### INFORMATION SHOWN
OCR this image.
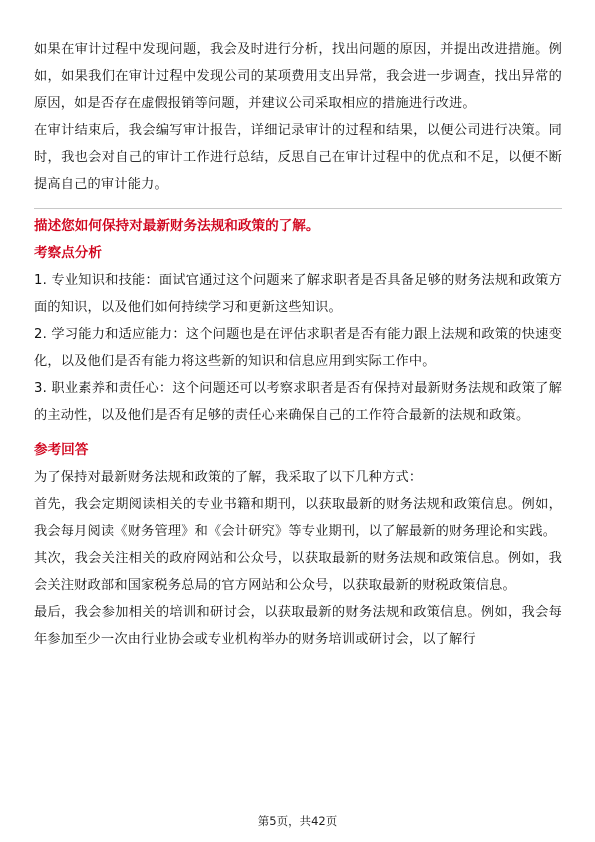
如果在审计过程中发现问题，我会及时进行分析，找出问题的原因，并提出改进措施。例如，如果我们在审计过程中发现公司的某项费用支出异常，我会进一步调查，找出异常的原因，如是否存在虚假报销等问题，并建议公司采取相应的措施进行改进。

在审计结束后，我会编写审计报告，详细记录审计的过程和结果，以便公司进行决策。同时，我也会对自己的审计工作进行总结，反思自己在审计过程中的优点和不足，以便不断提高自己的审计能力。

描述您如何保持对最新财务法规和政策的了解。

考察点分析

1. 专业知识和技能：面试官通过这个问题来了解求职者是否具备足够的财务法规和政策方面的知识，以及他们如何持续学习和更新这些知识。

2. 学习能力和适应能力：这个问题也是在评估求职者是否有能力跟上法规和政策的快速变化，以及他们是否有能力将这些新的知识和信息应用到实际工作中。

3. 职业素养和责任心：这个问题还可以考察求职者是否有保持对最新财务法规和政策了解的主动性，以及他们是否有足够的责任心来确保自己的工作符合最新的法规和政策。

参考回答

为了保持对最新财务法规和政策的了解，我采取了以下几种方式：

首先，我会定期阅读相关的专业书籍和期刊，以获取最新的财务法规和政策信息。例如，我会每月阅读《财务管理》和《会计研究》等专业期刊，以了解最新的财务理论和实践。

其次，我会关注相关的政府网站和公众号，以获取最新的财务法规和政策信息。例如，我会关注财政部和国家税务总局的官方网站和公众号，以获取最新的财税政策信息。

最后，我会参加相关的培训和研讨会，以获取最新的财务法规和政策信息。例如，我会每年参加至少一次由行业协会或专业机构举办的财务培训或研讨会，以了解行

第5页，共42页
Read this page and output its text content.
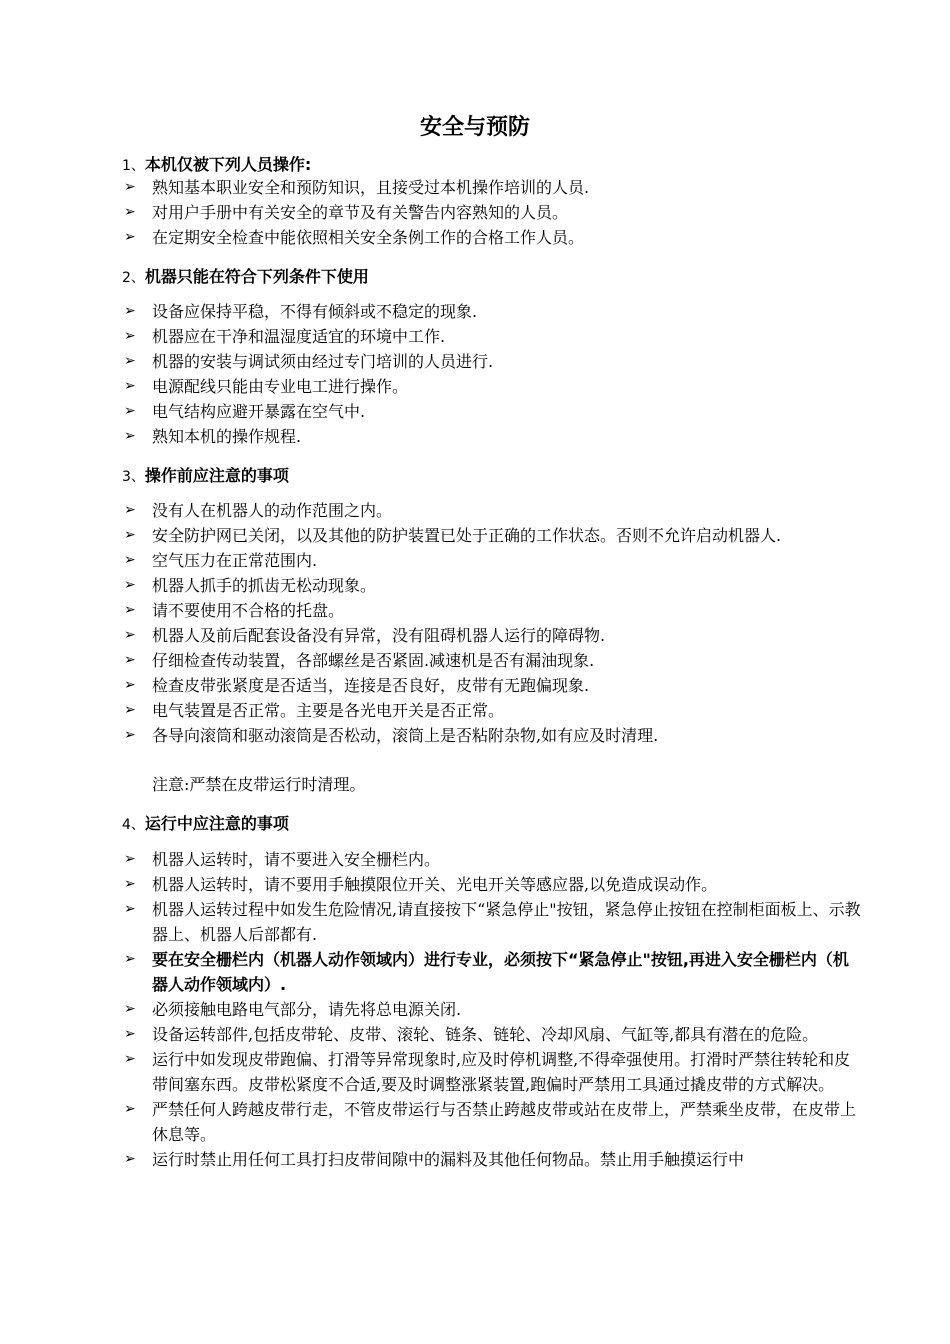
安全与预防
1、本机仅被下列人员操作:
➢ 熟知基本职业安全和预防知识，且接受过本机操作培训的人员.
➢ 对用户手册中有关安全的章节及有关警告内容熟知的人员。
➢ 在定期安全检查中能依照相关安全条例工作的合格工作人员。
2、机器只能在符合下列条件下使用
➢ 设备应保持平稳，不得有倾斜或不稳定的现象.
➢ 机器应在干净和温湿度适宜的环境中工作.
➢ 机器的安装与调试须由经过专门培训的人员进行.
➢ 电源配线只能由专业电工进行操作。
➢ 电气结构应避开暴露在空气中.
➢ 熟知本机的操作规程.
3、操作前应注意的事项
➢ 没有人在机器人的动作范围之内。
➢ 安全防护网已关闭，以及其他的防护装置已处于正确的工作状态。否则不允许启动机器人.
➢ 空气压力在正常范围内.
➢ 机器人抓手的抓齿无松动现象。
➢ 请不要使用不合格的托盘。
➢ 机器人及前后配套设备没有异常，没有阻碍机器人运行的障碍物.
➢ 仔细检查传动装置，各部螺丝是否紧固.减速机是否有漏油现象.
➢ 检查皮带张紧度是否适当，连接是否良好，皮带有无跑偏现象.
➢ 电气装置是否正常。主要是各光电开关是否正常。
➢ 各导向滚筒和驱动滚筒是否松动，滚筒上是否粘附杂物,如有应及时清理.
注意:严禁在皮带运行时清理。
4、运行中应注意的事项
➢ 机器人运转时，请不要进入安全栅栏内。
➢ 机器人运转时，请不要用手触摸限位开关、光电开关等感应器,以免造成误动作。
➢ 机器人运转过程中如发生危险情况,请直接按下“紧急停止"按钮，紧急停止按钮在控制柜面板上、示教器上、机器人后部都有.
➢ 要在安全栅栏内（机器人动作领域内）进行专业，必须按下“紧急停止"按钮,再进入安全栅栏内（机器人动作领域内）.
➢ 必须接触电路电气部分，请先将总电源关闭.
➢ 设备运转部件,包括皮带轮、皮带、滚轮、链条、链轮、冷却风扇、气缸等,都具有潜在的危险。
➢ 运行中如发现皮带跑偏、打滑等异常现象时,应及时停机调整,不得牵强使用。打滑时严禁往转轮和皮带间塞东西。皮带松紧度不合适,要及时调整涨紧装置,跑偏时严禁用工具通过撬皮带的方式解决。
➢ 严禁任何人跨越皮带行走，不管皮带运行与否禁止跨越皮带或站在皮带上，严禁乘坐皮带，在皮带上休息等。
➢ 运行时禁止用任何工具打扫皮带间隙中的漏料及其他任何物品。禁止用手触摸运行中
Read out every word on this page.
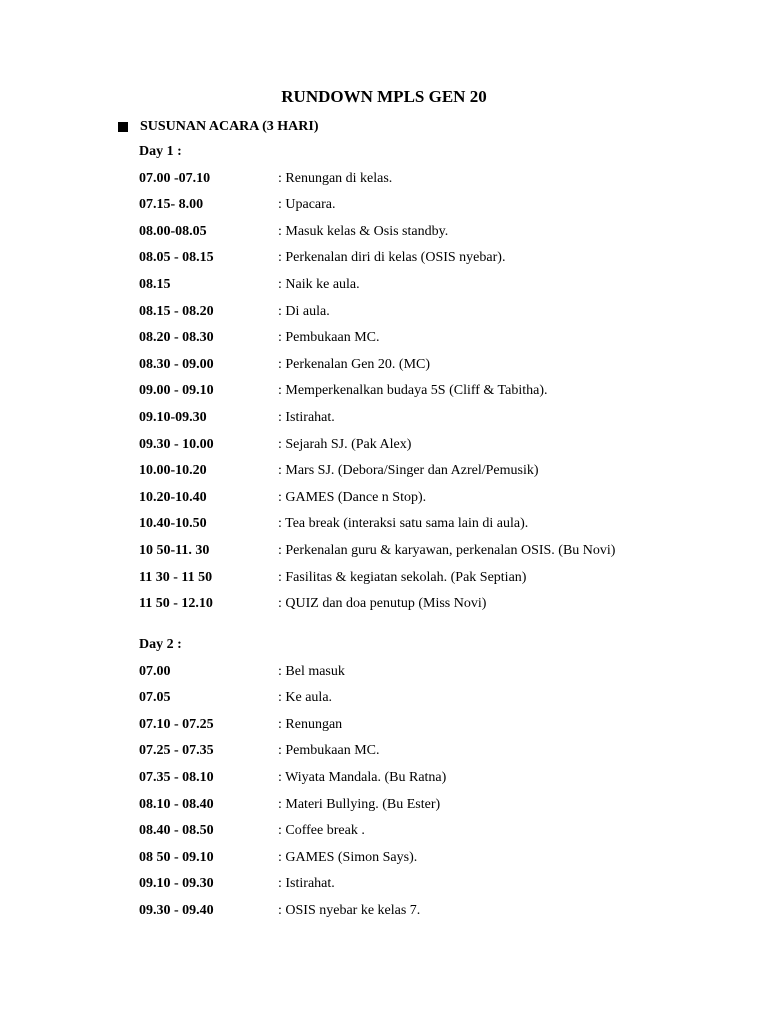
RUNDOWN MPLS GEN 20
SUSUNAN ACARA (3 HARI)
Day 1 :
07.00 -07.10	: Renungan di kelas.
07.15- 8.00	: Upacara.
08.00-08.05	: Masuk kelas & Osis standby.
08.05 - 08.15	: Perkenalan diri di kelas (OSIS nyebar).
08.15	: Naik ke aula.
08.15 - 08.20	: Di aula.
08.20 - 08.30	: Pembukaan MC.
08.30 - 09.00	: Perkenalan Gen 20. (MC)
09.00 - 09.10	: Memperkenalkan budaya 5S (Cliff & Tabitha).
09.10-09.30	: Istirahat.
09.30 - 10.00	: Sejarah SJ. (Pak Alex)
10.00-10.20	: Mars SJ. (Debora/Singer dan Azrel/Pemusik)
10.20-10.40	: GAMES (Dance n Stop).
10.40-10.50	: Tea break (interaksi satu sama lain di aula).
10 50-11. 30	: Perkenalan guru & karyawan, perkenalan OSIS. (Bu Novi)
11 30 - 11 50	: Fasilitas & kegiatan sekolah. (Pak Septian)
11 50 - 12.10	: QUIZ dan doa penutup (Miss Novi)
Day 2 :
07.00	: Bel masuk
07.05	: Ke aula.
07.10 - 07.25	: Renungan
07.25 - 07.35	: Pembukaan MC.
07.35 - 08.10	: Wiyata Mandala. (Bu Ratna)
08.10 - 08.40	: Materi Bullying. (Bu Ester)
08.40 - 08.50	: Coffee break .
08 50 - 09.10	: GAMES (Simon Says).
09.10 - 09.30	: Istirahat.
09.30 - 09.40	: OSIS nyebar ke kelas 7.
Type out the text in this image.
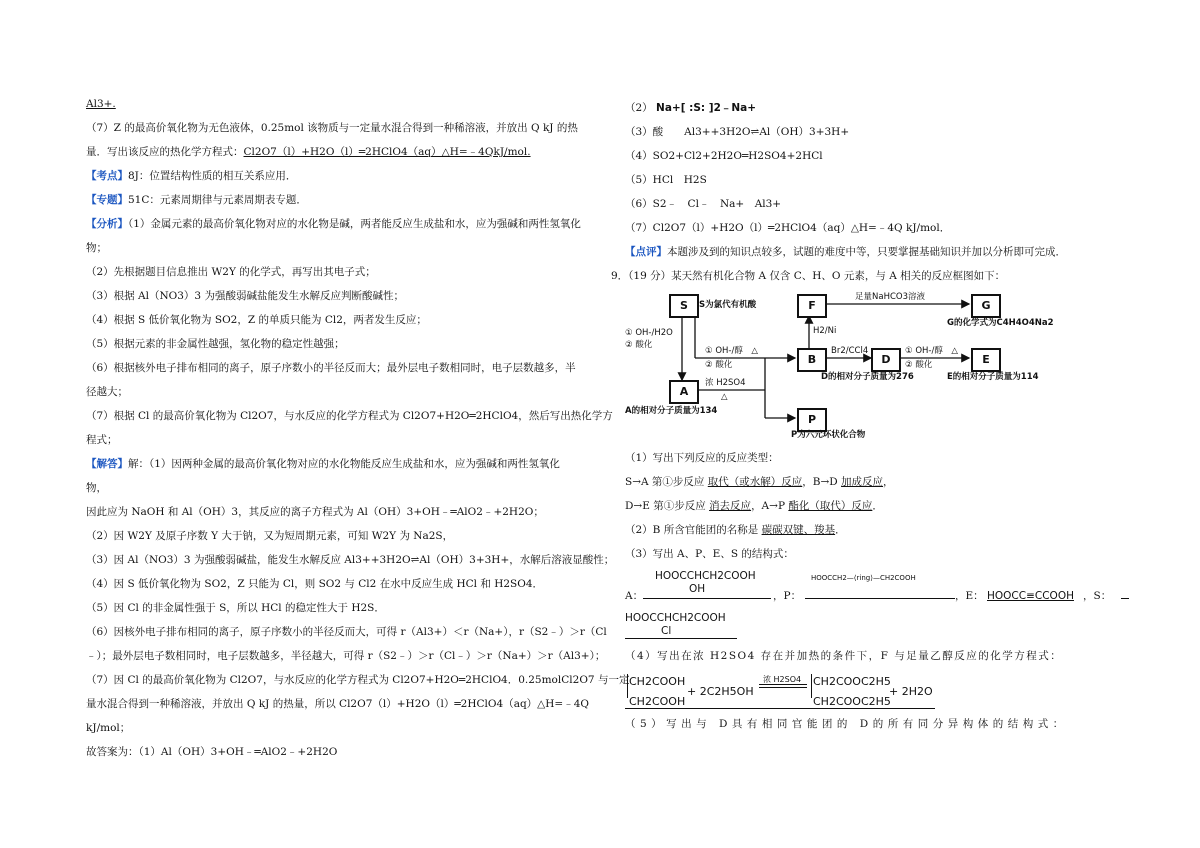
Al3+.
（7）Z 的最高价氧化物为无色液体，0.25mol 该物质与一定量水混合得到一种稀溶液，并放出 Q kJ 的热
量．写出该反应的热化学方程式：Cl2O7（l）+H2O（l）═2HClO4（aq）△H=﹣4QkJ/mol.
【考点】8J：位置结构性质的相互关系应用．
【专题】51C：元素周期律与元素周期表专题．
【分析】（1）金属元素的最高价氧化物对应的水化物是碱，两者能反应生成盐和水，应为强碱和两性氢氧化
物；
（2）先根据题目信息推出 W2Y 的化学式，再写出其电子式；
（3）根据 Al（NO3）3 为强酸弱碱盐能发生水解反应判断酸碱性；
（4）根据 S 低价氧化物为 SO2，Z 的单质只能为 Cl2，两者发生反应；
（5）根据元素的非金属性越强，氢化物的稳定性越强；
（6）根据核外电子排布相同的离子，原子序数小的半径反而大；最外层电子数相同时，电子层数越多，半
径越大；
（7）根据 Cl 的最高价氧化物为 Cl2O7，与水反应的化学方程式为 Cl2O7+H2O═2HClO4，然后写出热化学方
程式；
【解答】解：（1）因两种金属的最高价氧化物对应的水化物能反应生成盐和水，应为强碱和两性氢氧化
物，
因此应为 NaOH 和 Al（OH）3，其反应的离子方程式为 Al（OH）3+OH﹣═AlO2﹣+2H2O；
（2）因 W2Y 及原子序数 Y 大于钠，又为短周期元素，可知 W2Y 为 Na2S，
（3）因 Al（NO3）3 为强酸弱碱盐，能发生水解反应 Al3++3H2O⇌Al（OH）3+3H+，水解后溶液显酸性；
（4）因 S 低价氧化物为 SO2，Z 只能为 Cl，则 SO2 与 Cl2 在水中反应生成 HCl 和 H2SO4．
（5）因 Cl 的非金属性强于 S，所以 HCl 的稳定性大于 H2S．
（6）因核外电子排布相同的离子，原子序数小的半径反而大，可得 r（Al3+）＜r（Na+），r（S2﹣）＞r（Cl
﹣）；最外层电子数相同时，电子层数越多，半径越大，可得 r（S2﹣）＞r（Cl﹣）＞r（Na+）＞r（Al3+）；
（7）因 Cl 的最高价氧化物为 Cl2O7，与水反应的化学方程式为 Cl2O7+H2O═2HClO4．0.25molCl2O7 与一定
量水混合得到一种稀溶液，并放出 Q kJ 的热量，所以 Cl2O7（l）+H2O（l）═2HClO4（aq）△H=﹣4Q
kJ/mol；
故答案为：（1）Al（OH）3+OH﹣═AlO2﹣+2H2O
（2） Na+[ :S: ]2﹣Na+
（3）酸　　Al3++3H2O⇌Al（OH）3+3H+
（4）SO2+Cl2+2H2O═H2SO4+2HCl
（5）HCl　H2S
（6）S2﹣　Cl﹣　Na+　Al3+
（7）Cl2O7（l）+H2O（l）═2HClO4（aq）△H=﹣4Q kJ/mol．
【点评】本题涉及到的知识点较多，试题的难度中等，只要掌握基础知识并加以分析即可完成．
9．（19 分）某天然有机化合物 A 仅含 C、H、O 元素，与 A 相关的反应框图如下：
S	S为氯代有机酸	F
足量NaHCO3溶液
G
G的化学式为C4H4O4Na2
H2/Ni
① OH-/H2O
② 酸化
① OH-/醇　△
② 酸化	B
Br2/CCl4
D
① OH-/醇　△
② 酸化	E
D的相对分子质量为276	E的相对分子质量为114
A
浓 H2SO4
△
A的相对分子质量为134
P
P为六元环状化合物
（1）写出下列反应的反应类型：
S→A 第①步反应 取代（或水解）反应，B→D 加成反应，
D→E 第①步反应 消去反应，A→P 酯化（取代）反应．
（2）B 所含官能团的名称是 碳碳双键、羧基．
（3）写出 A、P、E、S 的结构式：
A：
HOOCCHCH2COOH
OH
，P：
HOOCCH2—⟨ring⟩—CH2COOH
，E： HOOCC≡CCOOH ，S：
HOOCCHCH2COOH
Cl
（4）写出在浓 H2SO4 存在并加热的条件下，F 与足量乙醇反应的化学方程式：
CH2COOH
CH2COOH
+ 2C2H5OH
浓 H2SO4 CH2COOC2H5
CH2COOC2H5
+ 2H2O
（5）写出与 D具有相同官能团的 D的所有同分异构体的结构式：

### PROBLEM DESCRIPTION
Give the count of lines holding the word "以获取最新的财务法规和政策信息", with no other words.

### THE REPLY
3